## Task instructions:
Each entry that follows should be retyped exactly.
+ + + +
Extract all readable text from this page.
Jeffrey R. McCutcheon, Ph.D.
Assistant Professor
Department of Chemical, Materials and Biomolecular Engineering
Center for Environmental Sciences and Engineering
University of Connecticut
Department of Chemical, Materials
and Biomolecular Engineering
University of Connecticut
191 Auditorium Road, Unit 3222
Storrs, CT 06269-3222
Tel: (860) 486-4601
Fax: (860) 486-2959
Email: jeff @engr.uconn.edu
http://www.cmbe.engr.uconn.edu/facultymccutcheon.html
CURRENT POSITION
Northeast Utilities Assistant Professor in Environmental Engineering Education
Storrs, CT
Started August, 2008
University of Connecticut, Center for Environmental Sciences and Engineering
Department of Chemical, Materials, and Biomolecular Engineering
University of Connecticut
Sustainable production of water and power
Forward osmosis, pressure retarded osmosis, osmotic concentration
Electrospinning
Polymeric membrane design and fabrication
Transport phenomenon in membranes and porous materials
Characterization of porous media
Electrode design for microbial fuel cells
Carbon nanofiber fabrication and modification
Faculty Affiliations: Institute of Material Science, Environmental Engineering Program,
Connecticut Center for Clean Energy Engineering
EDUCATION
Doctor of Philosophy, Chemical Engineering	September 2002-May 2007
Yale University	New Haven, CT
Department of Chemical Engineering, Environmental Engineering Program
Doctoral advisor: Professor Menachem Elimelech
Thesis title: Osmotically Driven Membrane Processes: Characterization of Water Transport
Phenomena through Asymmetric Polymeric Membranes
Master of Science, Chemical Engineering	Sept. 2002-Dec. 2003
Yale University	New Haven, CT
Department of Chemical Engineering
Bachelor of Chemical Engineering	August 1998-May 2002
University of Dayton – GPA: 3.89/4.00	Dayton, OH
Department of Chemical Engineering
+ + + +
## Written response:
Extract all readable text from this page.
Jeffrey R. McCutcheon, Ph.D.
Assistant Professor
Department of Chemical, Materials and Biomolecular Engineering
Center for Environmental Sciences and Engineering
University of Connecticut
Department of Chemical, Materials
and Biomolecular Engineering
University of Connecticut
191 Auditorium Road, Unit 3222
Storrs, CT 06269-3222
Tel: (860) 486-4601
Fax: (860) 486-2959
Email: jeff @engr.uconn.edu
http://www.cmbe.engr.uconn.edu/facultymccutcheon.html
CURRENT POSITION
Northeast Utilities Assistant Professor in Environmental Engineering Education
Storrs, CT
Started August, 2008
University of Connecticut, Center for Environmental Sciences and Engineering
Department of Chemical, Materials, and Biomolecular Engineering
University of Connecticut
Sustainable production of water and power
Forward osmosis, pressure retarded osmosis, osmotic concentration
Electrospinning
Polymeric membrane design and fabrication
Transport phenomenon in membranes and porous materials
Characterization of porous media
Electrode design for microbial fuel cells
Carbon nanofiber fabrication and modification
Faculty Affiliations: Institute of Material Science, Environmental Engineering Program,
Connecticut Center for Clean Energy Engineering
EDUCATION
Doctor of Philosophy, Chemical Engineering	September 2002-May 2007
Yale University	New Haven, CT
Department of Chemical Engineering, Environmental Engineering Program
Doctoral advisor: Professor Menachem Elimelech
Thesis title: Osmotically Driven Membrane Processes: Characterization of Water Transport
Phenomena through Asymmetric Polymeric Membranes
Master of Science, Chemical Engineering	Sept. 2002-Dec. 2003
Yale University	New Haven, CT
Department of Chemical Engineering
Bachelor of Chemical Engineering	August 1998-May 2002
University of Dayton – GPA: 3.89/4.00	Dayton, OH
Department of Chemical Engineering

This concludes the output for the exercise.